Certainteed "Weatherboard" fiber cement products seem to be the issue. Same basic product, but apparently a lot of failures in use. 

Also, it's critical to not confuse a brand of fiber cement products Hardie, and HardieBoard products with "hardboard" siding. Hardboard siding products have been a festival of failures, causing companies like Masonite, and LP to shell out many millions to cover damages.


----------



## where I want to (Oct 28, 2008)

wharton said:


> Certainteed "Weatherboard" fiber cement products seem to be the issue. Same basic product, but apparently a lot of failures in use.
> 
> Also, it's critical to not confuse a brand of fiber cement products Hardie, and HardieBoard products with "hardboard" siding. Hardboard siding products have been a festival of failures, causing companies like Masonite, and LP to shell out many millions to cover damages.


Thank you so much. My experience with hardie plank has been very good but I'm always ready to worry about something.


----------



## Jim Bunton (Mar 16, 2004)

I have used this and loved it. I would recommend you buy a set of these. After you set the first coarse they make it easy to stay straight.

http://www.menards.com/main/buildin...ols/malco-overlap-gauge/p-1474984-c-13071.htm

Jim


----------



## wharton (Oct 9, 2011)

Jim Bunton said:


> I have used this and loved it. I would recommend you buy a set of these. After you set the first coarse they make it easy to stay straight.
> 
> http://www.menards.com/main/buildin...ols/malco-overlap-gauge/p-1474984-c-13071.htm
> 
> Jim


 Not a bad idea, but it can really create a disaster, if you make an error on one of your first courses, then recreate the error as you head up the wall.

#### Provided material
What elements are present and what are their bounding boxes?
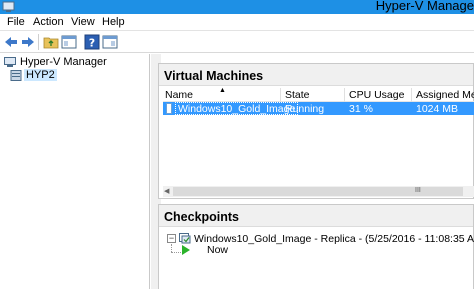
window-title: Hyper-V Manage: [375, 0, 474, 13]
column-assigned-memory[interactable]: Assigned Mem: [416, 89, 474, 101]
menu-view[interactable]: View: [71, 16, 95, 28]
tree-item-label: HYP2: [24, 69, 57, 81]
virtual-machines-panel: Virtual Machines Name ▲ State CPU Usage …: [158, 63, 474, 199]
hyper-v-manager-icon: [4, 57, 16, 67]
table-row[interactable]: Windows10_Gold_Image Running 31 % 1024 M…: [163, 102, 474, 115]
hyper-v-app-icon: [2, 1, 15, 12]
menu-bar: File Action View Help: [0, 14, 474, 31]
now-item[interactable]: Now: [207, 244, 228, 256]
show-hide-console-tree-icon[interactable]: [61, 34, 77, 50]
checkpoint-item[interactable]: Windows10_Gold_Image - Replica - (5/25/2…: [194, 233, 474, 245]
menu-help[interactable]: Help: [102, 16, 125, 28]
checkpoints-panel: Checkpoints − Windows10_Gold_Image - Rep…: [158, 204, 474, 289]
vm-cpu-usage: 31 %: [349, 103, 373, 115]
title-bar: Hyper-V Manage: [0, 0, 474, 14]
menu-action[interactable]: Action: [33, 16, 64, 28]
sort-ascending-icon: ▲: [219, 87, 226, 94]
menu-file[interactable]: File: [7, 16, 25, 28]
panel-title: Virtual Machines: [164, 69, 264, 83]
column-cpu-usage[interactable]: CPU Usage: [349, 89, 404, 101]
panel-header: Virtual Machines: [159, 64, 473, 86]
scrollbar-grip: III: [415, 187, 421, 194]
forward-icon[interactable]: [20, 34, 36, 50]
panel-header: Checkpoints: [159, 205, 473, 227]
collapse-icon[interactable]: −: [167, 234, 176, 243]
now-arrow-icon: [182, 245, 190, 255]
toolbar: ?: [0, 31, 474, 53]
help-icon[interactable]: ?: [84, 34, 100, 50]
show-hide-action-pane-icon[interactable]: [102, 34, 118, 50]
virtual-machine-icon: [166, 103, 172, 114]
vm-assigned-memory: 1024 MB: [416, 103, 459, 115]
column-divider[interactable]: [280, 88, 281, 102]
column-state[interactable]: State: [285, 89, 310, 101]
scroll-left-icon[interactable]: ◀: [164, 187, 169, 195]
column-divider[interactable]: [411, 88, 412, 102]
server-icon: [10, 70, 22, 81]
tree-connector: [171, 244, 172, 252]
column-divider[interactable]: [344, 88, 345, 102]
console-tree: Hyper-V Manager HYP2: [0, 54, 150, 289]
svg-text:?: ?: [89, 37, 95, 50]
vm-state: Running: [285, 103, 325, 115]
column-headers: Name ▲ State CPU Usage Assigned Mem: [163, 87, 474, 102]
column-name[interactable]: Name: [165, 89, 193, 101]
horizontal-scrollbar[interactable]: ◀ III: [163, 186, 474, 197]
folder-up-icon[interactable]: [43, 34, 59, 50]
back-icon[interactable]: [3, 34, 19, 50]
vm-name: Windows10_Gold_Image: [175, 102, 299, 115]
toolbar-separator: [38, 34, 39, 50]
tree-connector: [171, 252, 181, 253]
panel-title: Checkpoints: [164, 210, 240, 224]
tree-item-label: Hyper-V Manager: [20, 56, 107, 68]
checkpoint-icon: [179, 233, 191, 244]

#### Requests
- 1) According to the siding thread, which companies had to pay out many millions to cover damages from hardboard siding?
- 2) Please mark each statement yes or no against the siding thread, quoting the words that decide it. (a) The poster named "where I want to" reports a very good experience with hardie plank. (b) Jim Bunton says the gauges make it easy to stay straight before the first course is set. (c) wharton warns that an error in one of the first courses can be recreated on the way up the wall.

#### Expected answers
- 1) Masonite and LP.

- 2)
(a) Yes: "My experience with hardie plank has been very good"
(b) No: "After you set the first coarse they make it easy to stay straight."
(c) Yes: "if you make an error on one of your first courses, then recreate the error as you head up the wall."